Data supplied:
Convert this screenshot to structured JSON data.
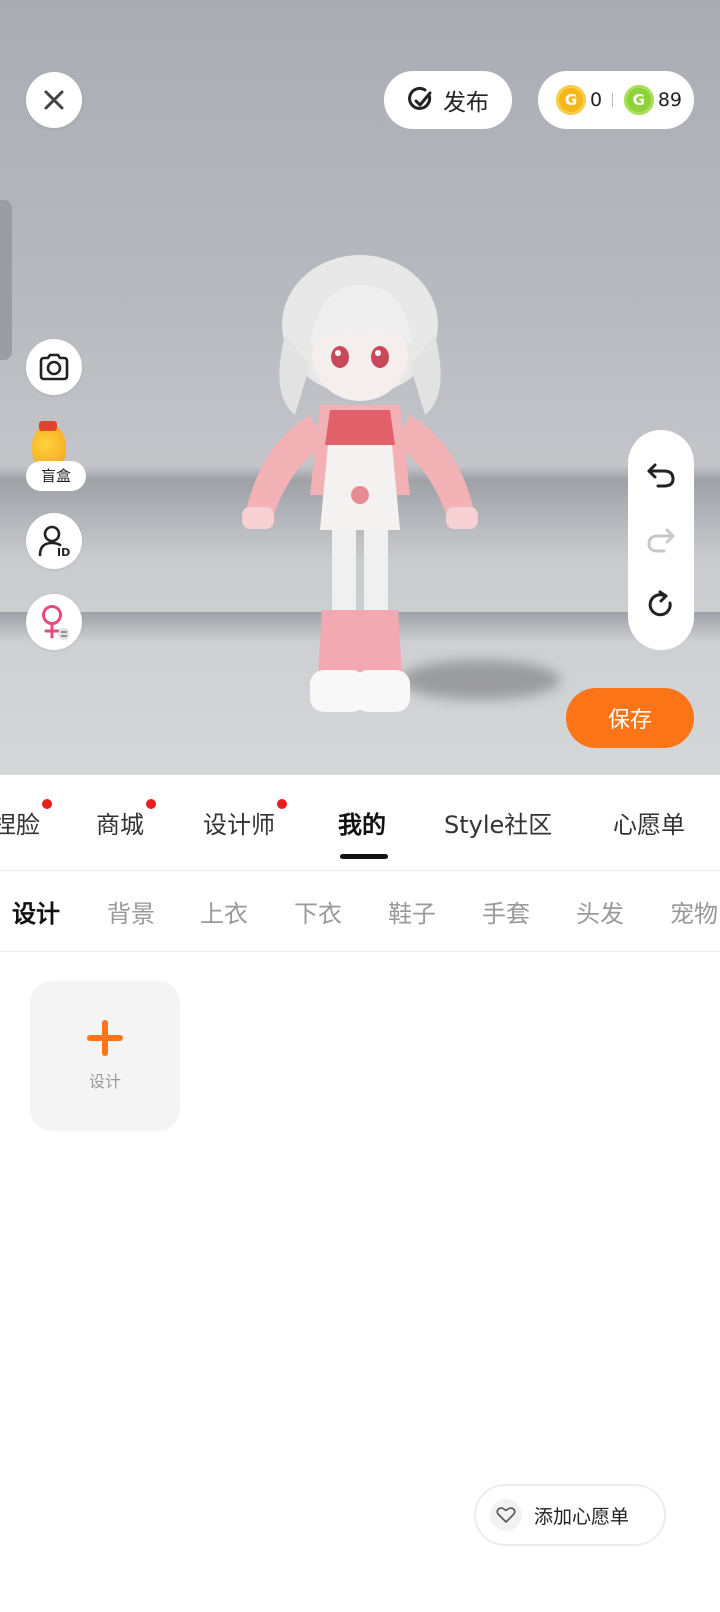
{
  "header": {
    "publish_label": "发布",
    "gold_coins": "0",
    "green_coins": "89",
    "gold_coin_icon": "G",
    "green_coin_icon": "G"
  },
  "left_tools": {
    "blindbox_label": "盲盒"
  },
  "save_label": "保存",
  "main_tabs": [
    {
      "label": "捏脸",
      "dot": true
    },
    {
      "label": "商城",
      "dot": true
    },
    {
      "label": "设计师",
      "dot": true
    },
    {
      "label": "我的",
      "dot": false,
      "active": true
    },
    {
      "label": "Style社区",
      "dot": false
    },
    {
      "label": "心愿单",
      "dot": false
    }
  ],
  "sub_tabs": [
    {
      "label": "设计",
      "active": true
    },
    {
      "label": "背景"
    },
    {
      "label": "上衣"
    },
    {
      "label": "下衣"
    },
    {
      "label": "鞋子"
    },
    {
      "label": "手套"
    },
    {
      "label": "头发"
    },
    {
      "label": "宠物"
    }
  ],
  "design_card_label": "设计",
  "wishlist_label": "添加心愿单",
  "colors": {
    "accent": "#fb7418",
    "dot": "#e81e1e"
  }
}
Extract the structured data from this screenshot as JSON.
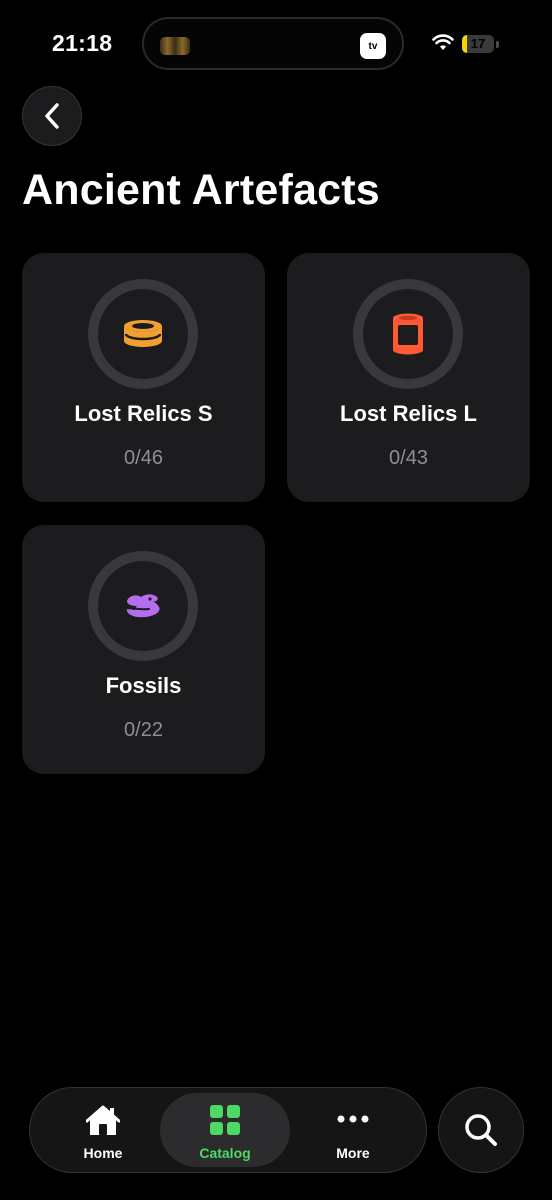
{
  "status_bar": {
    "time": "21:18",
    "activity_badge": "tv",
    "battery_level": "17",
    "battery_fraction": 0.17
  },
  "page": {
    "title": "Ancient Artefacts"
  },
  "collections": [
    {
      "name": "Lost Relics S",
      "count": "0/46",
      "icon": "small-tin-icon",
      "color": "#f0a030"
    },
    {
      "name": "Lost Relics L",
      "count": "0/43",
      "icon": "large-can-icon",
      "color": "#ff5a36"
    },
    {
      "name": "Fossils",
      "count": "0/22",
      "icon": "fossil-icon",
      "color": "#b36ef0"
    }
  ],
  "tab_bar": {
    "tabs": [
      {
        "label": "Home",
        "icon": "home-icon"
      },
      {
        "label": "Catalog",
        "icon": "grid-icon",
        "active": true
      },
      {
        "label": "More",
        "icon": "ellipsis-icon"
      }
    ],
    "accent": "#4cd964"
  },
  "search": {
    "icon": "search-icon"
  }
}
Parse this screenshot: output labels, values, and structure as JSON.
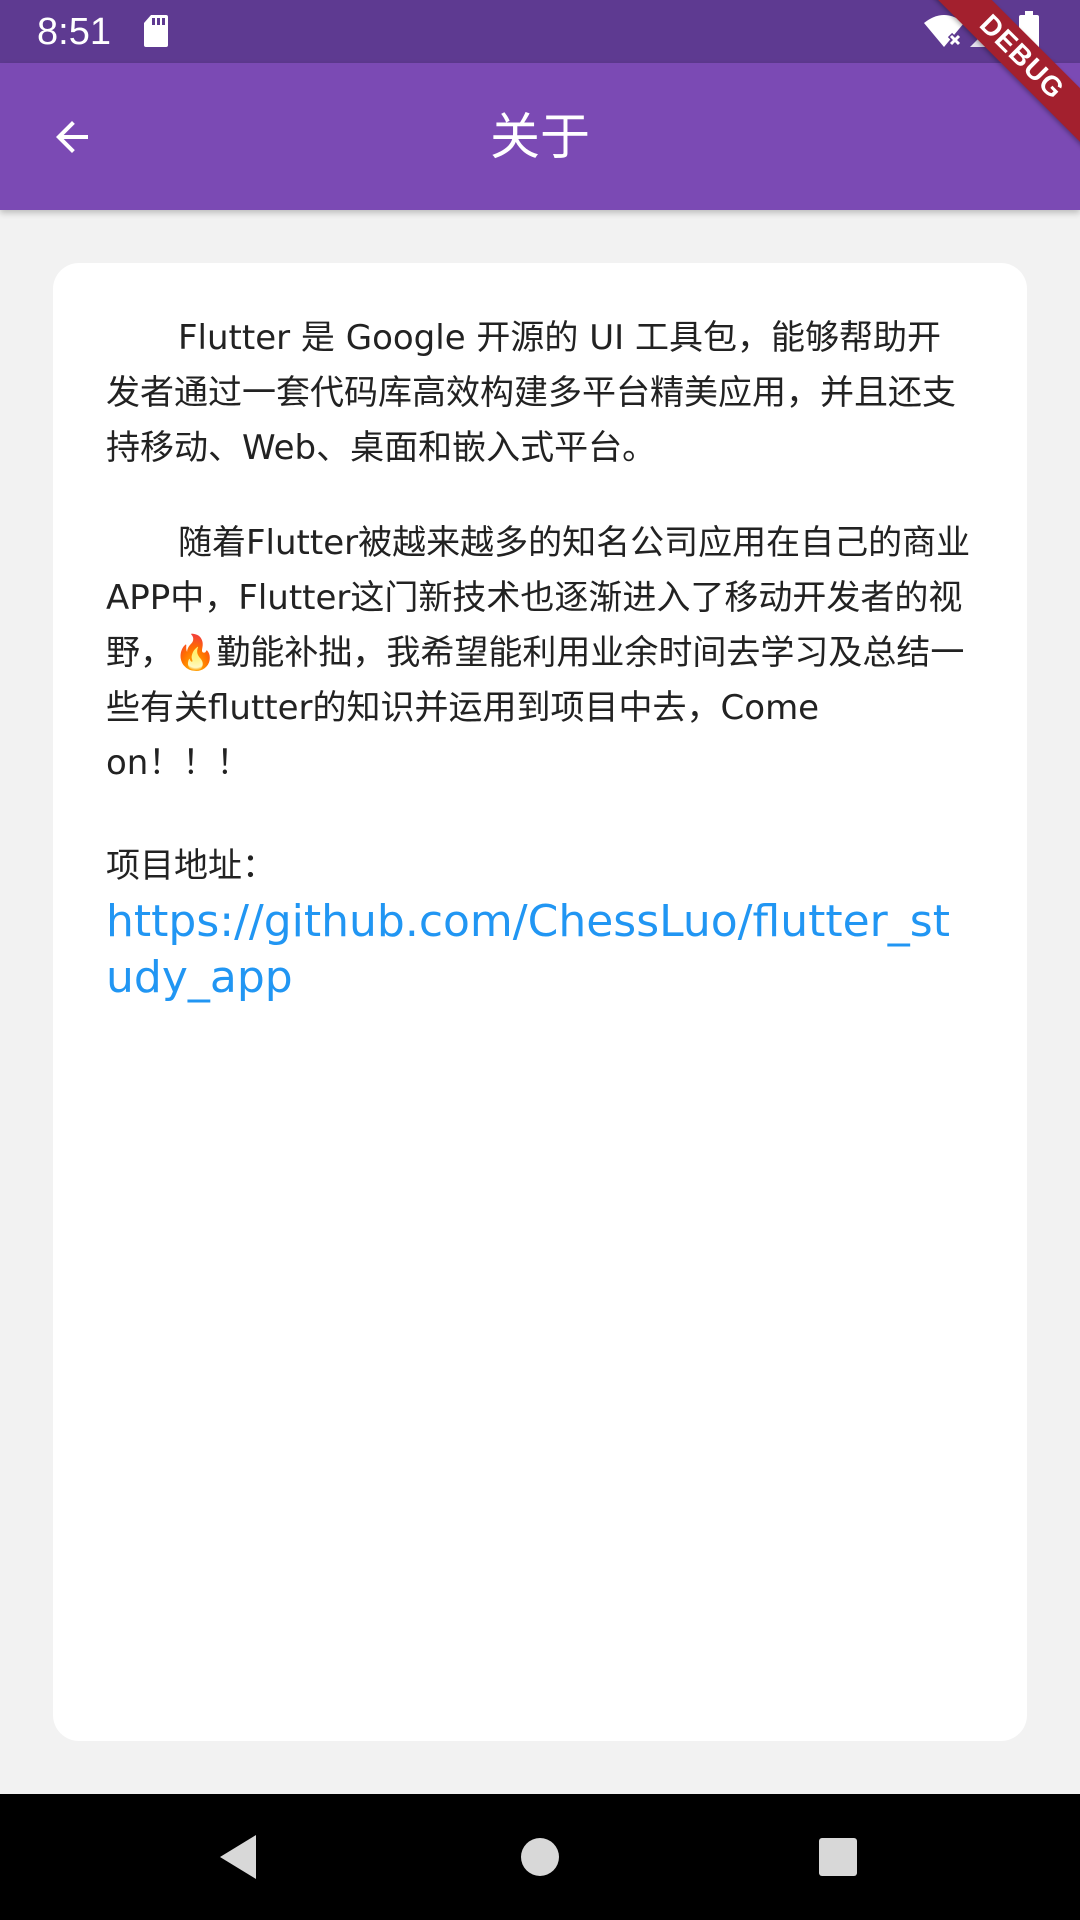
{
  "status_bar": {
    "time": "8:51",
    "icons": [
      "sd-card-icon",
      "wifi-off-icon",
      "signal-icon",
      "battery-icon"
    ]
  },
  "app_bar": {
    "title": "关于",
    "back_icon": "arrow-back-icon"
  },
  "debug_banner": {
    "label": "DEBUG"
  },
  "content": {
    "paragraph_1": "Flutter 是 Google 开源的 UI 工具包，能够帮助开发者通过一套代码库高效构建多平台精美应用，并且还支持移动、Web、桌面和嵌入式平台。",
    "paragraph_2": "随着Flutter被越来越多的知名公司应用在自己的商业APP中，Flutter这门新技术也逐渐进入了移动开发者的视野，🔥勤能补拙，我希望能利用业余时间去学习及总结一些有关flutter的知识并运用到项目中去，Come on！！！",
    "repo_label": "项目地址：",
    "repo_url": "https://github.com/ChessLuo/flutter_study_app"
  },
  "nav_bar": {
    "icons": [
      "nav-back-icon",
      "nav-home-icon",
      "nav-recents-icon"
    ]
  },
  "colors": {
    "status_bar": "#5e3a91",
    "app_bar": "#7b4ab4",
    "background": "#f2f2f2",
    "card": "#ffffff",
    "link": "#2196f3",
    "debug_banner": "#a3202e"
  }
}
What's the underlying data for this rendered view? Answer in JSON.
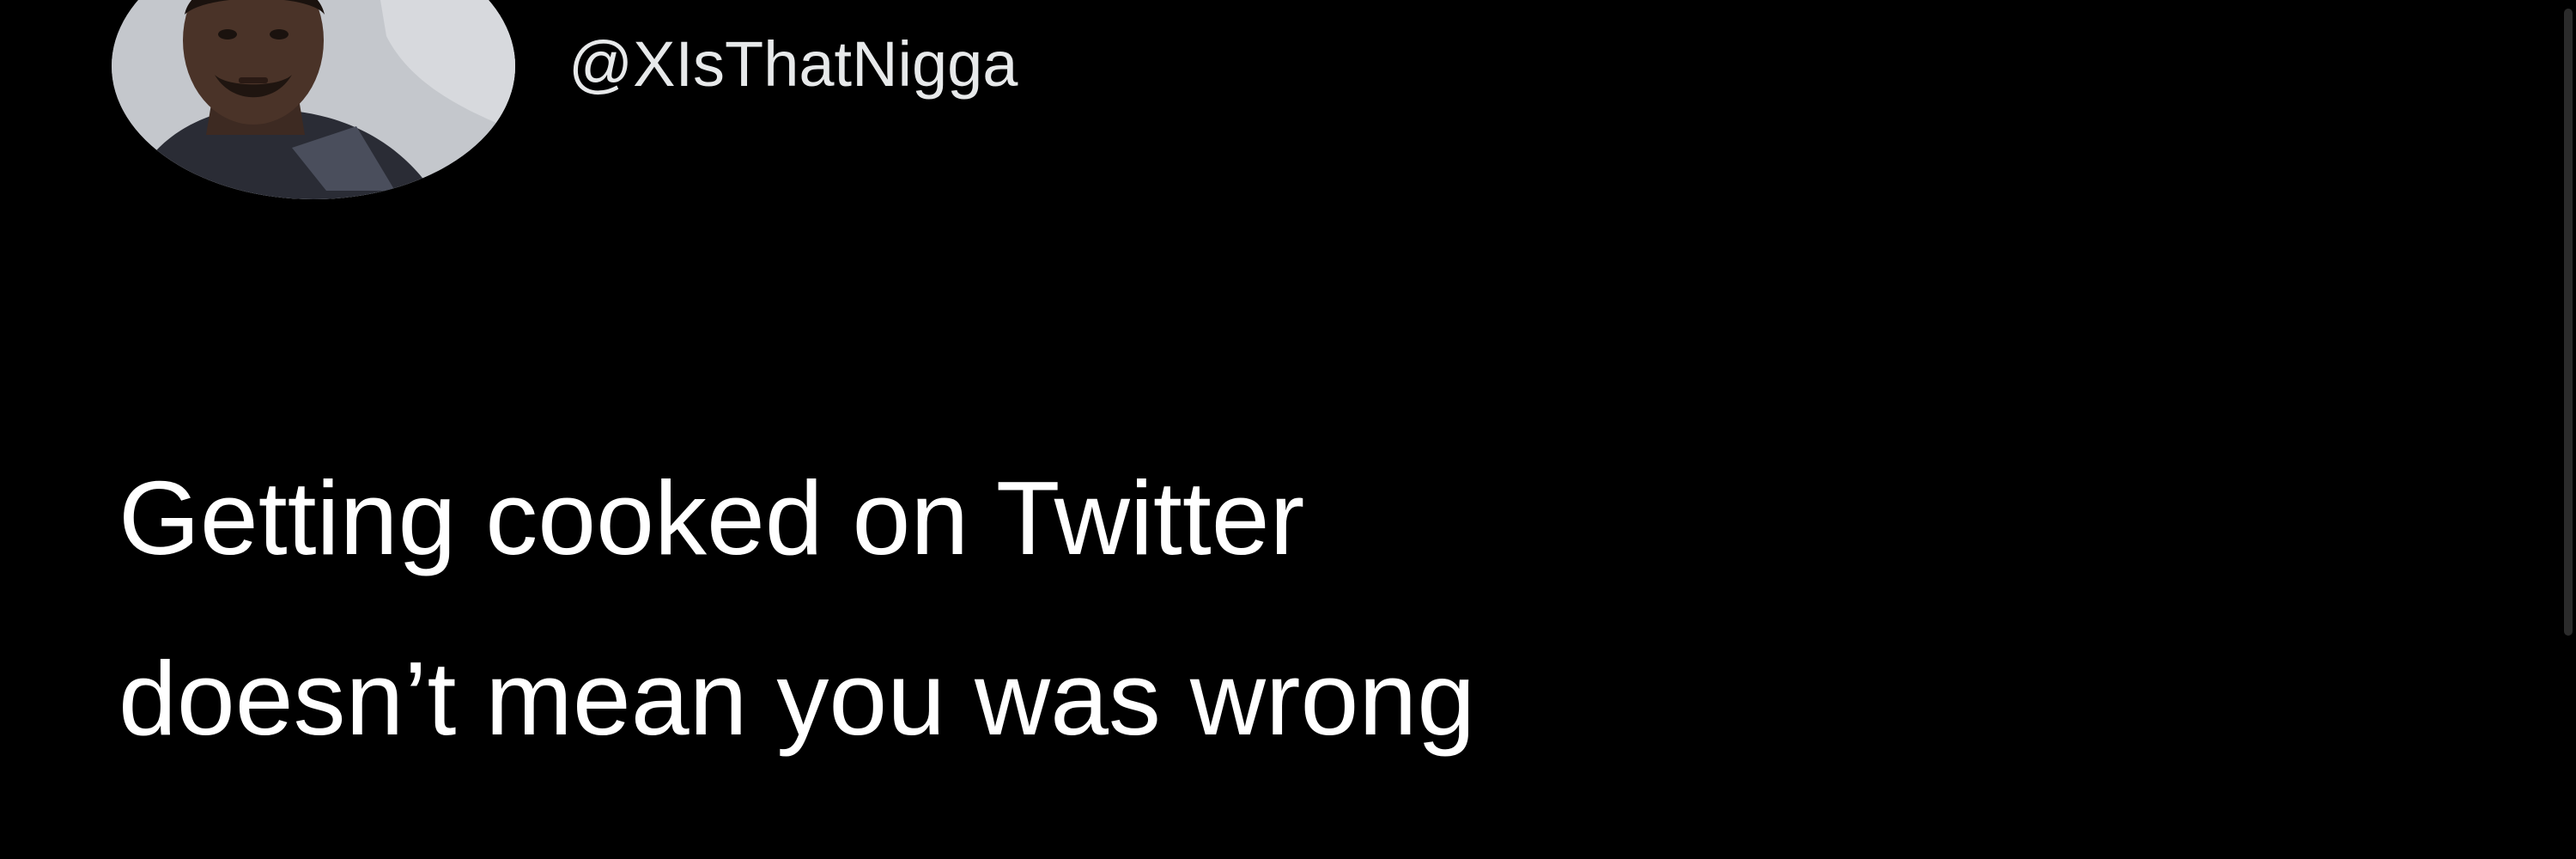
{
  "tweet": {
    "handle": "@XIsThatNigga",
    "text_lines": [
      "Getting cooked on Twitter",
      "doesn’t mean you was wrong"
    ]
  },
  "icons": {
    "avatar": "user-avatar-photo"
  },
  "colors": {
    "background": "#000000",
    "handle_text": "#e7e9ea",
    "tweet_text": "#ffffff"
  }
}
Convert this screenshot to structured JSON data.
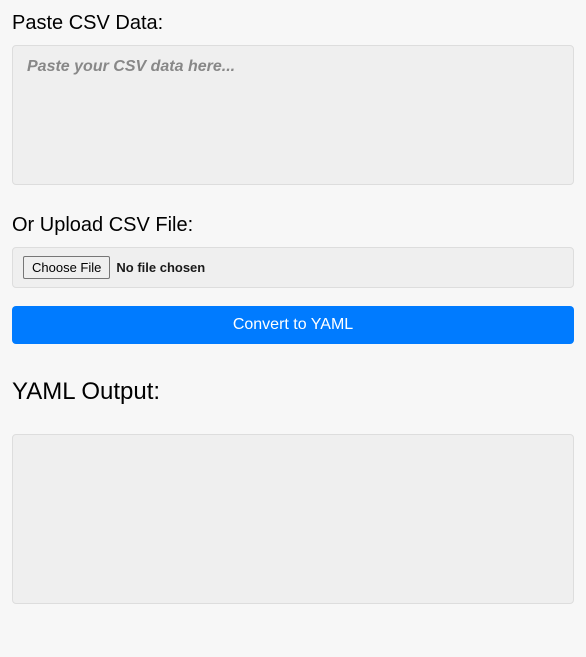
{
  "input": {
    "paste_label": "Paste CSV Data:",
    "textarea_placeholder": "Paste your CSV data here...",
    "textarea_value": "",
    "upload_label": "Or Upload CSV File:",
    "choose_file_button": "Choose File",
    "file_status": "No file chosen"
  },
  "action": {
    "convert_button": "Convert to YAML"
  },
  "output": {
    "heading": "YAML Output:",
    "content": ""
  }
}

What is asked: Repeat the records above exactly, leaving out any pictures they contain.

The result:
Convert this screenshot to structured JSON data.
{
  "header": {
    "publish_label": "发布",
    "gold_coins": "0",
    "green_coins": "89",
    "gold_coin_icon": "G",
    "green_coin_icon": "G"
  },
  "left_tools": {
    "blindbox_label": "盲盒"
  },
  "save_label": "保存",
  "main_tabs": [
    {
      "label": "捏脸",
      "dot": true
    },
    {
      "label": "商城",
      "dot": true
    },
    {
      "label": "设计师",
      "dot": true
    },
    {
      "label": "我的",
      "dot": false,
      "active": true
    },
    {
      "label": "Style社区",
      "dot": false
    },
    {
      "label": "心愿单",
      "dot": false
    }
  ],
  "sub_tabs": [
    {
      "label": "设计",
      "active": true
    },
    {
      "label": "背景"
    },
    {
      "label": "上衣"
    },
    {
      "label": "下衣"
    },
    {
      "label": "鞋子"
    },
    {
      "label": "手套"
    },
    {
      "label": "头发"
    },
    {
      "label": "宠物"
    }
  ],
  "design_card_label": "设计",
  "wishlist_label": "添加心愿单",
  "colors": {
    "accent": "#fb7418",
    "dot": "#e81e1e"
  }
}
Extract the structured data from this screenshot as JSON.
{
  "status_bar": {
    "time": "21:18",
    "activity_badge": "tv",
    "battery_level": "17",
    "battery_fraction": 0.17
  },
  "page": {
    "title": "Ancient Artefacts"
  },
  "collections": [
    {
      "name": "Lost Relics S",
      "count": "0/46",
      "icon": "small-tin-icon",
      "color": "#f0a030"
    },
    {
      "name": "Lost Relics L",
      "count": "0/43",
      "icon": "large-can-icon",
      "color": "#ff5a36"
    },
    {
      "name": "Fossils",
      "count": "0/22",
      "icon": "fossil-icon",
      "color": "#b36ef0"
    }
  ],
  "tab_bar": {
    "tabs": [
      {
        "label": "Home",
        "icon": "home-icon"
      },
      {
        "label": "Catalog",
        "icon": "grid-icon",
        "active": true
      },
      {
        "label": "More",
        "icon": "ellipsis-icon"
      }
    ],
    "accent": "#4cd964"
  },
  "search": {
    "icon": "search-icon"
  }
}
Parse this screenshot: output labels, values, and structure as JSON.
{
  "status_bar": {
    "time": "8:51",
    "icons": [
      "sd-card-icon",
      "wifi-off-icon",
      "signal-icon",
      "battery-icon"
    ]
  },
  "app_bar": {
    "title": "关于",
    "back_icon": "arrow-back-icon"
  },
  "debug_banner": {
    "label": "DEBUG"
  },
  "content": {
    "paragraph_1": "Flutter 是 Google 开源的 UI 工具包，能够帮助开发者通过一套代码库高效构建多平台精美应用，并且还支持移动、Web、桌面和嵌入式平台。",
    "paragraph_2": "随着Flutter被越来越多的知名公司应用在自己的商业APP中，Flutter这门新技术也逐渐进入了移动开发者的视野，🔥勤能补拙，我希望能利用业余时间去学习及总结一些有关flutter的知识并运用到项目中去，Come on！！！",
    "repo_label": "项目地址：",
    "repo_url": "https://github.com/ChessLuo/flutter_study_app"
  },
  "nav_bar": {
    "icons": [
      "nav-back-icon",
      "nav-home-icon",
      "nav-recents-icon"
    ]
  },
  "colors": {
    "status_bar": "#5e3a91",
    "app_bar": "#7b4ab4",
    "background": "#f2f2f2",
    "card": "#ffffff",
    "link": "#2196f3",
    "debug_banner": "#a3202e"
  }
}
What's the underlying data for this rendered view? Answer in JSON.
{
  "tweet": {
    "handle": "@XIsThatNigga",
    "text_lines": [
      "Getting cooked on Twitter",
      "doesn’t mean you was wrong"
    ]
  },
  "icons": {
    "avatar": "user-avatar-photo"
  },
  "colors": {
    "background": "#000000",
    "handle_text": "#e7e9ea",
    "tweet_text": "#ffffff"
  }
}
Convert this screenshot to structured JSON data.
{
  "input": {
    "paste_label": "Paste CSV Data:",
    "textarea_placeholder": "Paste your CSV data here...",
    "textarea_value": "",
    "upload_label": "Or Upload CSV File:",
    "choose_file_button": "Choose File",
    "file_status": "No file chosen"
  },
  "action": {
    "convert_button": "Convert to YAML"
  },
  "output": {
    "heading": "YAML Output:",
    "content": ""
  }
}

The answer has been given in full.